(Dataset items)
______
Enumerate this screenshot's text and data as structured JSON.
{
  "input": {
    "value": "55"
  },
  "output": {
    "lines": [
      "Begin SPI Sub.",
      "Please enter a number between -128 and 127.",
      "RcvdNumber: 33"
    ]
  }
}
______
▸ STATED TASK: Each of the records should be retyped exactly.

▸ TASK ANSWER:
Enumerate this screenshot's text and data as structured JSON.
{
  "input": {
    "value": "55"
  },
  "output": {
    "lines": [
      "Begin SPI Sub.",
      "Please enter a number between -128 and 127.",
      "RcvdNumber: 33"
    ]
  }
}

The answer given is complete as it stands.